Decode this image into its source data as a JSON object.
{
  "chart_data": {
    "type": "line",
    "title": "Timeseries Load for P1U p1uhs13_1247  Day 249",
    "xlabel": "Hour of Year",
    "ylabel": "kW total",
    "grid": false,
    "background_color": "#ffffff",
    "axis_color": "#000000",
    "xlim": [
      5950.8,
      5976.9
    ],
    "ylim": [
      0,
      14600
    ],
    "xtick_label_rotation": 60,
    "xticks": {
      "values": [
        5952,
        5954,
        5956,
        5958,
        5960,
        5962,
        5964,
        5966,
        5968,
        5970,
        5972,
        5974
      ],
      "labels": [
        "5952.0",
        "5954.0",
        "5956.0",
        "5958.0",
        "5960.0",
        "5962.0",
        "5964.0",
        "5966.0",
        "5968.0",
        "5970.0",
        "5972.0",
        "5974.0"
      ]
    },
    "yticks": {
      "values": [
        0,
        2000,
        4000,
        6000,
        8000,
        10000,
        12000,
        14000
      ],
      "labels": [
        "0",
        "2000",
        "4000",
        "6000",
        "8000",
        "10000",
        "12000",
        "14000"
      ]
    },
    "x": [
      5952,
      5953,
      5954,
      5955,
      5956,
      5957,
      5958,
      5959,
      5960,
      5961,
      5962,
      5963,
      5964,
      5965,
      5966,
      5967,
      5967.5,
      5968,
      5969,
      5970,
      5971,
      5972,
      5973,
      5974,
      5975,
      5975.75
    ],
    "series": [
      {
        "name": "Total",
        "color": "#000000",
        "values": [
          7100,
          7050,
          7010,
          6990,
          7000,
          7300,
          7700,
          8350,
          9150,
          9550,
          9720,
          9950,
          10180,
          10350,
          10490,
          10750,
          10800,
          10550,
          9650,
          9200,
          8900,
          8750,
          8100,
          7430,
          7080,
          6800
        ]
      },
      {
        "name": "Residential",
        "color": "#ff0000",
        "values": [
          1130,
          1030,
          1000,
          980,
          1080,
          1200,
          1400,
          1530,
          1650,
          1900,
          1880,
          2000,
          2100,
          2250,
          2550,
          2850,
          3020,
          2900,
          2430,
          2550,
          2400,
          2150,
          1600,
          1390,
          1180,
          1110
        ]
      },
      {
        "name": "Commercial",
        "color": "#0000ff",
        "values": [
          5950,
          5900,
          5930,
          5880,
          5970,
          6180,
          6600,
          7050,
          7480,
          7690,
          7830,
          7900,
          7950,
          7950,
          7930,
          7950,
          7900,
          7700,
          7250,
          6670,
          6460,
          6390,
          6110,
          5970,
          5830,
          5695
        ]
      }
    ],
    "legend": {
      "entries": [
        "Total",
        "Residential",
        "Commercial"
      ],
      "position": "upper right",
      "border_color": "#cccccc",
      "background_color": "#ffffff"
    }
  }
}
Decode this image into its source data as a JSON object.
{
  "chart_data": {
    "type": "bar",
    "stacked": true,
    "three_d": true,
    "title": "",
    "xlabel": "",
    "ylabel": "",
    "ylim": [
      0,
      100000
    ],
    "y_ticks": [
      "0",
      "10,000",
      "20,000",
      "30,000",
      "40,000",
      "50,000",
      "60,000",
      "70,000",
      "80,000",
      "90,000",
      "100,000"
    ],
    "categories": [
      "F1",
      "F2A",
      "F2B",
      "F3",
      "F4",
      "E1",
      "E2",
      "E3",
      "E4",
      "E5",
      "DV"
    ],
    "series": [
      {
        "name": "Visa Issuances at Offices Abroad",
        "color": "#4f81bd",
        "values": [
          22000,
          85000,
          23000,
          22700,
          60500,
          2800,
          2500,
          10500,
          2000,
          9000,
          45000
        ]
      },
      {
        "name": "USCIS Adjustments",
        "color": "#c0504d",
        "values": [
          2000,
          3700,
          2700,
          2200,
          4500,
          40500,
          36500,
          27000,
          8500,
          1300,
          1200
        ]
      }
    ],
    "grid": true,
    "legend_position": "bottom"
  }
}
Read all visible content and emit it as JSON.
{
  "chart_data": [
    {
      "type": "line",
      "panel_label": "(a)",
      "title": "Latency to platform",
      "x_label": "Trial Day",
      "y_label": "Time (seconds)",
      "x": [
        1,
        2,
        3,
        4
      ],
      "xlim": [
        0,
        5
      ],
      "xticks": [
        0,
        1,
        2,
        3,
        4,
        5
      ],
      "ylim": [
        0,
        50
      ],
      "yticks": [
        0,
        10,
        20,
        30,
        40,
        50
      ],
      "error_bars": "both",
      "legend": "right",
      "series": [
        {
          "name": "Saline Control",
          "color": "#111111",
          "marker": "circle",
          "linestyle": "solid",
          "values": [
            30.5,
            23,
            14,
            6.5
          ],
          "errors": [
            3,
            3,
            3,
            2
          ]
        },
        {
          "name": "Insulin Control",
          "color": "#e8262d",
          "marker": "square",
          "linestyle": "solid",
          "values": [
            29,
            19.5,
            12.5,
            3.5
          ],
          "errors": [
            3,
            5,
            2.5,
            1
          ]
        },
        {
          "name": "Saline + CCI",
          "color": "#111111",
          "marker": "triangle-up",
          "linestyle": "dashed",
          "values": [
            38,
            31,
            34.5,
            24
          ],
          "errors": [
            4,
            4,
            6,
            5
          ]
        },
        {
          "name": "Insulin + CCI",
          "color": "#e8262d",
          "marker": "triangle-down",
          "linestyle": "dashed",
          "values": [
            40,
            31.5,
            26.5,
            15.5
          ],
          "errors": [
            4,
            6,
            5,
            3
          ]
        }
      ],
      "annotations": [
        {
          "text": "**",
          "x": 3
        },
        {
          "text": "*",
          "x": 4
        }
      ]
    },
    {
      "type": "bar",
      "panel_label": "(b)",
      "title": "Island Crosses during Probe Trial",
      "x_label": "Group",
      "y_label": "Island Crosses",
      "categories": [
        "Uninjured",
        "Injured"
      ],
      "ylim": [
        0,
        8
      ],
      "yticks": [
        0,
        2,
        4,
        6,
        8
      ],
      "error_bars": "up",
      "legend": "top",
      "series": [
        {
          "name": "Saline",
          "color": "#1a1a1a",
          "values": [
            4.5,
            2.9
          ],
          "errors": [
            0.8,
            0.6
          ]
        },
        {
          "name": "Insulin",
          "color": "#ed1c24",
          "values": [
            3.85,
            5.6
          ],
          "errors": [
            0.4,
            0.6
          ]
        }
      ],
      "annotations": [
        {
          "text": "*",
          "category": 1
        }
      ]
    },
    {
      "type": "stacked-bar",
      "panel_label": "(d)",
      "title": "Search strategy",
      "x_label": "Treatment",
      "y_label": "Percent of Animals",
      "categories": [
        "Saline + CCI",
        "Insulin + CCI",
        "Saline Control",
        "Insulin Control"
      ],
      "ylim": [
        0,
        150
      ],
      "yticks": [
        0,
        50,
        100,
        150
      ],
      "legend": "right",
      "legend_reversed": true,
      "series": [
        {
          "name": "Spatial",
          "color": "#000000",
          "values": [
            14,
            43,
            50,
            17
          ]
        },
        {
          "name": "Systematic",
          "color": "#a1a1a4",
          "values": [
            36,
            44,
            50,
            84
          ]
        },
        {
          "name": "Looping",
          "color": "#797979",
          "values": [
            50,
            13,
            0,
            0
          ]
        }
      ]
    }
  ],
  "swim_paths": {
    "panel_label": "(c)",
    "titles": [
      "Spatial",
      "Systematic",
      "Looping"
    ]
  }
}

Description of the task: Return all of the data word for word.

Answer in full:
Decode this image into its source data as a JSON object.
{
  "chart_data": {
    "type": "line",
    "title": "Timeseries Load for P1U p1uhs13_1247  Day 249",
    "xlabel": "Hour of Year",
    "ylabel": "kW total",
    "grid": false,
    "background_color": "#ffffff",
    "axis_color": "#000000",
    "xlim": [
      5950.8,
      5976.9
    ],
    "ylim": [
      0,
      14600
    ],
    "xtick_label_rotation": 60,
    "xticks": {
      "values": [
        5952,
        5954,
        5956,
        5958,
        5960,
        5962,
        5964,
        5966,
        5968,
        5970,
        5972,
        5974
      ],
      "labels": [
        "5952.0",
        "5954.0",
        "5956.0",
        "5958.0",
        "5960.0",
        "5962.0",
        "5964.0",
        "5966.0",
        "5968.0",
        "5970.0",
        "5972.0",
        "5974.0"
      ]
    },
    "yticks": {
      "values": [
        0,
        2000,
        4000,
        6000,
        8000,
        10000,
        12000,
        14000
      ],
      "labels": [
        "0",
        "2000",
        "4000",
        "6000",
        "8000",
        "10000",
        "12000",
        "14000"
      ]
    },
    "x": [
      5952,
      5953,
      5954,
      5955,
      5956,
      5957,
      5958,
      5959,
      5960,
      5961,
      5962,
      5963,
      5964,
      5965,
      5966,
      5967,
      5967.5,
      5968,
      5969,
      5970,
      5971,
      5972,
      5973,
      5974,
      5975,
      5975.75
    ],
    "series": [
      {
        "name": "Total",
        "color": "#000000",
        "values": [
          7100,
          7050,
          7010,
          6990,
          7000,
          7300,
          7700,
          8350,
          9150,
          9550,
          9720,
          9950,
          10180,
          10350,
          10490,
          10750,
          10800,
          10550,
          9650,
          9200,
          8900,
          8750,
          8100,
          7430,
          7080,
          6800
        ]
      },
      {
        "name": "Residential",
        "color": "#ff0000",
        "values": [
          1130,
          1030,
          1000,
          980,
          1080,
          1200,
          1400,
          1530,
          1650,
          1900,
          1880,
          2000,
          2100,
          2250,
          2550,
          2850,
          3020,
          2900,
          2430,
          2550,
          2400,
          2150,
          1600,
          1390,
          1180,
          1110
        ]
      },
      {
        "name": "Commercial",
        "color": "#0000ff",
        "values": [
          5950,
          5900,
          5930,
          5880,
          5970,
          6180,
          6600,
          7050,
          7480,
          7690,
          7830,
          7900,
          7950,
          7950,
          7930,
          7950,
          7900,
          7700,
          7250,
          6670,
          6460,
          6390,
          6110,
          5970,
          5830,
          5695
        ]
      }
    ],
    "legend": {
      "entries": [
        "Total",
        "Residential",
        "Commercial"
      ],
      "position": "upper right",
      "border_color": "#cccccc",
      "background_color": "#ffffff"
    }
  }
}
Decode this image into its source data as a JSON object.
{
  "chart_data": {
    "type": "bar",
    "stacked": true,
    "three_d": true,
    "title": "",
    "xlabel": "",
    "ylabel": "",
    "ylim": [
      0,
      100000
    ],
    "y_ticks": [
      "0",
      "10,000",
      "20,000",
      "30,000",
      "40,000",
      "50,000",
      "60,000",
      "70,000",
      "80,000",
      "90,000",
      "100,000"
    ],
    "categories": [
      "F1",
      "F2A",
      "F2B",
      "F3",
      "F4",
      "E1",
      "E2",
      "E3",
      "E4",
      "E5",
      "DV"
    ],
    "series": [
      {
        "name": "Visa Issuances at Offices Abroad",
        "color": "#4f81bd",
        "values": [
          22000,
          85000,
          23000,
          22700,
          60500,
          2800,
          2500,
          10500,
          2000,
          9000,
          45000
        ]
      },
      {
        "name": "USCIS Adjustments",
        "color": "#c0504d",
        "values": [
          2000,
          3700,
          2700,
          2200,
          4500,
          40500,
          36500,
          27000,
          8500,
          1300,
          1200
        ]
      }
    ],
    "grid": true,
    "legend_position": "bottom"
  }
}
Read all visible content and emit it as JSON.
{
  "chart_data": [
    {
      "type": "line",
      "panel_label": "(a)",
      "title": "Latency to platform",
      "x_label": "Trial Day",
      "y_label": "Time (seconds)",
      "x": [
        1,
        2,
        3,
        4
      ],
      "xlim": [
        0,
        5
      ],
      "xticks": [
        0,
        1,
        2,
        3,
        4,
        5
      ],
      "ylim": [
        0,
        50
      ],
      "yticks": [
        0,
        10,
        20,
        30,
        40,
        50
      ],
      "error_bars": "both",
      "legend": "right",
      "series": [
        {
          "name": "Saline Control",
          "color": "#111111",
          "marker": "circle",
          "linestyle": "solid",
          "values": [
            30.5,
            23,
            14,
            6.5
          ],
          "errors": [
            3,
            3,
            3,
            2
          ]
        },
        {
          "name": "Insulin Control",
          "color": "#e8262d",
          "marker": "square",
          "linestyle": "solid",
          "values": [
            29,
            19.5,
            12.5,
            3.5
          ],
          "errors": [
            3,
            5,
            2.5,
            1
          ]
        },
        {
          "name": "Saline + CCI",
          "color": "#111111",
          "marker": "triangle-up",
          "linestyle": "dashed",
          "values": [
            38,
            31,
            34.5,
            24
          ],
          "errors": [
            4,
            4,
            6,
            5
          ]
        },
        {
          "name": "Insulin + CCI",
          "color": "#e8262d",
          "marker": "triangle-down",
          "linestyle": "dashed",
          "values": [
            40,
            31.5,
            26.5,
            15.5
          ],
          "errors": [
            4,
            6,
            5,
            3
          ]
        }
      ],
      "annotations": [
        {
          "text": "**",
          "x": 3
        },
        {
          "text": "*",
          "x": 4
        }
      ]
    },
    {
      "type": "bar",
      "panel_label": "(b)",
      "title": "Island Crosses during Probe Trial",
      "x_label": "Group",
      "y_label": "Island Crosses",
      "categories": [
        "Uninjured",
        "Injured"
      ],
      "ylim": [
        0,
        8
      ],
      "yticks": [
        0,
        2,
        4,
        6,
        8
      ],
      "error_bars": "up",
      "legend": "top",
      "series": [
        {
          "name": "Saline",
          "color": "#1a1a1a",
          "values": [
            4.5,
            2.9
          ],
          "errors": [
            0.8,
            0.6
          ]
        },
        {
          "name": "Insulin",
          "color": "#ed1c24",
          "values": [
            3.85,
            5.6
          ],
          "errors": [
            0.4,
            0.6
          ]
        }
      ],
      "annotations": [
        {
          "text": "*",
          "category": 1
        }
      ]
    },
    {
      "type": "stacked-bar",
      "panel_label": "(d)",
      "title": "Search strategy",
      "x_label": "Treatment",
      "y_label": "Percent of Animals",
      "categories": [
        "Saline + CCI",
        "Insulin + CCI",
        "Saline Control",
        "Insulin Control"
      ],
      "ylim": [
        0,
        150
      ],
      "yticks": [
        0,
        50,
        100,
        150
      ],
      "legend": "right",
      "legend_reversed": true,
      "series": [
        {
          "name": "Spatial",
          "color": "#000000",
          "values": [
            14,
            43,
            50,
            17
          ]
        },
        {
          "name": "Systematic",
          "color": "#a1a1a4",
          "values": [
            36,
            44,
            50,
            84
          ]
        },
        {
          "name": "Looping",
          "color": "#797979",
          "values": [
            50,
            13,
            0,
            0
          ]
        }
      ]
    }
  ],
  "swim_paths": {
    "panel_label": "(c)",
    "titles": [
      "Spatial",
      "Systematic",
      "Looping"
    ]
  }
}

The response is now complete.